- _WHAT THIS TASK INVOLVES_: From the records below, pull each line that has "home".
=== LISTING ===
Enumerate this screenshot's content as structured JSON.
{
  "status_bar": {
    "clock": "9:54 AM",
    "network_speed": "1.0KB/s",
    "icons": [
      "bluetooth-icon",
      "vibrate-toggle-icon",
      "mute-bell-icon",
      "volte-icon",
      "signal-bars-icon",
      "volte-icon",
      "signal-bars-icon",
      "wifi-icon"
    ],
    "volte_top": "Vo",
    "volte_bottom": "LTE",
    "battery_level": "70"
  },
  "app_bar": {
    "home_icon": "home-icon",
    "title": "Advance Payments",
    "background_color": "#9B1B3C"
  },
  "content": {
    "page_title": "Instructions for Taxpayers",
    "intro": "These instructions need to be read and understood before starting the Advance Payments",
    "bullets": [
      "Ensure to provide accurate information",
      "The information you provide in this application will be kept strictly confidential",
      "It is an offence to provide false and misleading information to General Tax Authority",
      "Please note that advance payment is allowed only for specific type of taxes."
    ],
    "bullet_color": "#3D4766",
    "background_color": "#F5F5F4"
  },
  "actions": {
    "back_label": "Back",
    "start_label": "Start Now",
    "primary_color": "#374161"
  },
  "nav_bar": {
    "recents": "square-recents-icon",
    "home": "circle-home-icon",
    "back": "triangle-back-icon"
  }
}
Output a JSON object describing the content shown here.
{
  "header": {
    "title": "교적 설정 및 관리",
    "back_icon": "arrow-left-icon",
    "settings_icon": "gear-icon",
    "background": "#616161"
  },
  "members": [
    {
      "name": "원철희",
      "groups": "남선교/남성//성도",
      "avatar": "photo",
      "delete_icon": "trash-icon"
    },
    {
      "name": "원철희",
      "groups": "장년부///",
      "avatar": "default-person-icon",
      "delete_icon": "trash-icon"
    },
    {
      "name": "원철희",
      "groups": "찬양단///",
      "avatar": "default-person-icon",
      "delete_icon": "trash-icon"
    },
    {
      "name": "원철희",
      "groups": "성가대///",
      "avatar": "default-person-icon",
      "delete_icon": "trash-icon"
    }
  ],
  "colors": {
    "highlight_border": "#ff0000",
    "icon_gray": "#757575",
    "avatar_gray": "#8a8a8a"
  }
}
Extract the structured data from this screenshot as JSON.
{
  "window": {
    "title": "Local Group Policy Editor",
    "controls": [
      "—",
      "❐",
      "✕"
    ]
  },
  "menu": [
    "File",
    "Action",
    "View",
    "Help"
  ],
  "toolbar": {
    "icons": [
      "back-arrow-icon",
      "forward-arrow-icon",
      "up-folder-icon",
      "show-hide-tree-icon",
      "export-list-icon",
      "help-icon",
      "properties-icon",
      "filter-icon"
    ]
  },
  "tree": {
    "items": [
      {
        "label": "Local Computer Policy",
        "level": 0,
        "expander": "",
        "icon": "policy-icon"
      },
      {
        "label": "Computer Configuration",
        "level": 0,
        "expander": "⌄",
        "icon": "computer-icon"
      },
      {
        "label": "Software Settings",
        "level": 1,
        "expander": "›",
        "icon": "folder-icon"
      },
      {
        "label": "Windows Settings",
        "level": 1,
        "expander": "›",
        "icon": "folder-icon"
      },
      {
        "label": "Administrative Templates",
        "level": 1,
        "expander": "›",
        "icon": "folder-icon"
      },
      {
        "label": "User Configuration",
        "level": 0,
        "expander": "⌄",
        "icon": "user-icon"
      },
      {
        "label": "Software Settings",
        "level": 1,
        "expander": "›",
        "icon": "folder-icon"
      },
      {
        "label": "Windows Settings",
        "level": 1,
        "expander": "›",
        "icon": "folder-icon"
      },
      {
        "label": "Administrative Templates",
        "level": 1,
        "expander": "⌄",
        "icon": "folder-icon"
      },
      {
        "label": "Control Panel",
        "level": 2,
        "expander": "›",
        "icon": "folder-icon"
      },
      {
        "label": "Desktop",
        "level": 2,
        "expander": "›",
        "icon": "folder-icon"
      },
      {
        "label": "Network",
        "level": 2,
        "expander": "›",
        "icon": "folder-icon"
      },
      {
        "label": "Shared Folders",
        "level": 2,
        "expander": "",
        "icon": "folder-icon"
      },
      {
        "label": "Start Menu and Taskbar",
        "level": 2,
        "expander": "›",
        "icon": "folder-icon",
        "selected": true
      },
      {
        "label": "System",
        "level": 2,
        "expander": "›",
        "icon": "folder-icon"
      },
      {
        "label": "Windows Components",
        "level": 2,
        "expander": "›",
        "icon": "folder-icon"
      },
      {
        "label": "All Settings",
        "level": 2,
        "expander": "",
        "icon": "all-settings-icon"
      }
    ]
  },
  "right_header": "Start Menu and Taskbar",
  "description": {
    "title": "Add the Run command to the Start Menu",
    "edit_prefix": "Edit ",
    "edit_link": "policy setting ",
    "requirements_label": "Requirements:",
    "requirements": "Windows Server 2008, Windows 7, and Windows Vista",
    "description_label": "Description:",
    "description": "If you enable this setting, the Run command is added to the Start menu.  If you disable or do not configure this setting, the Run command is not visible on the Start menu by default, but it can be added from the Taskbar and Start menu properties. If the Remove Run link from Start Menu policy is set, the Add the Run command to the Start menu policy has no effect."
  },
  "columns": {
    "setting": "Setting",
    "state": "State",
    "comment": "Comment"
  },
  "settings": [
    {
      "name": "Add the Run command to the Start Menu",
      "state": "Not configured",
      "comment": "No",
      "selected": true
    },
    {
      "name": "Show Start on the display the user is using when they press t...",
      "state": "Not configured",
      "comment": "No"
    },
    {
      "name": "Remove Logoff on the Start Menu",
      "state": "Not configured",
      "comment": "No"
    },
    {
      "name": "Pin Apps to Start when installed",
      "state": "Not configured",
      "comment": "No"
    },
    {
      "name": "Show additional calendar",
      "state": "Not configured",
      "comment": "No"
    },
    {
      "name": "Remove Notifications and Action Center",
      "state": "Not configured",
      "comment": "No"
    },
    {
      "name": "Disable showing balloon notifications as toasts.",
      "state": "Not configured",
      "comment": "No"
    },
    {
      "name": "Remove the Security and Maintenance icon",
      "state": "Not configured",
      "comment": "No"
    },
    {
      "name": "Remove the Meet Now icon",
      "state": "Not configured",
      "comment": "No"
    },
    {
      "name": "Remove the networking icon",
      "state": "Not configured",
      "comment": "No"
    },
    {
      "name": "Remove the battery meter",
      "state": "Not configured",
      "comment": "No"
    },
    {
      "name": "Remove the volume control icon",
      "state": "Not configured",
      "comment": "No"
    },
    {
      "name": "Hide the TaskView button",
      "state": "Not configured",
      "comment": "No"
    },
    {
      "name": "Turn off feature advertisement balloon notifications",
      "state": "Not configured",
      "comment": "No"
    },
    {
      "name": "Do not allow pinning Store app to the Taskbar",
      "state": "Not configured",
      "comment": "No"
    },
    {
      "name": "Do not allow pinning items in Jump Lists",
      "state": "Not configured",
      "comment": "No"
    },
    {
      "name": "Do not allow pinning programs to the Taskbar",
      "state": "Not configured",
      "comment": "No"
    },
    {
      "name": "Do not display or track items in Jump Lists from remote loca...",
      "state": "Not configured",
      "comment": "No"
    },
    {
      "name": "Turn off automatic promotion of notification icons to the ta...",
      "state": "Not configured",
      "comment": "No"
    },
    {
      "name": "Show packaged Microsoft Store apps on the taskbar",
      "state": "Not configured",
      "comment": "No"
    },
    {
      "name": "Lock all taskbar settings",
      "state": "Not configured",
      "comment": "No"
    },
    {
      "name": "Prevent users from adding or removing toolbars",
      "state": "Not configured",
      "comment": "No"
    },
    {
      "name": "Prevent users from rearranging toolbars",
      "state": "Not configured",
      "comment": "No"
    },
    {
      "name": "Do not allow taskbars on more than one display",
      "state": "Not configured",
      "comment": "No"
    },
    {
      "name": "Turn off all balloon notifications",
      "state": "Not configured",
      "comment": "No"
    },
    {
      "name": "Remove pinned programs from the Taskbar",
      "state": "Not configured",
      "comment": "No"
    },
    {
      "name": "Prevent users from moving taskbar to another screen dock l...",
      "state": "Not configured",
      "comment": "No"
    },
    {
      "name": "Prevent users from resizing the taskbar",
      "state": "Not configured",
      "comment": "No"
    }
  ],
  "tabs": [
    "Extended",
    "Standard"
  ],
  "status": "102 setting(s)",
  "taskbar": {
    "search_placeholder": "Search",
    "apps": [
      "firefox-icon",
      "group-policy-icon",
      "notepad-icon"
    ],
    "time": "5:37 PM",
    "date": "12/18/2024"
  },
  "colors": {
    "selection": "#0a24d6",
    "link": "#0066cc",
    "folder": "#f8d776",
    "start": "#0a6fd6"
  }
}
===
- _WRITTEN SOLUTION_:
    "home_icon": "home-icon",
    "home": "circle-home-icon",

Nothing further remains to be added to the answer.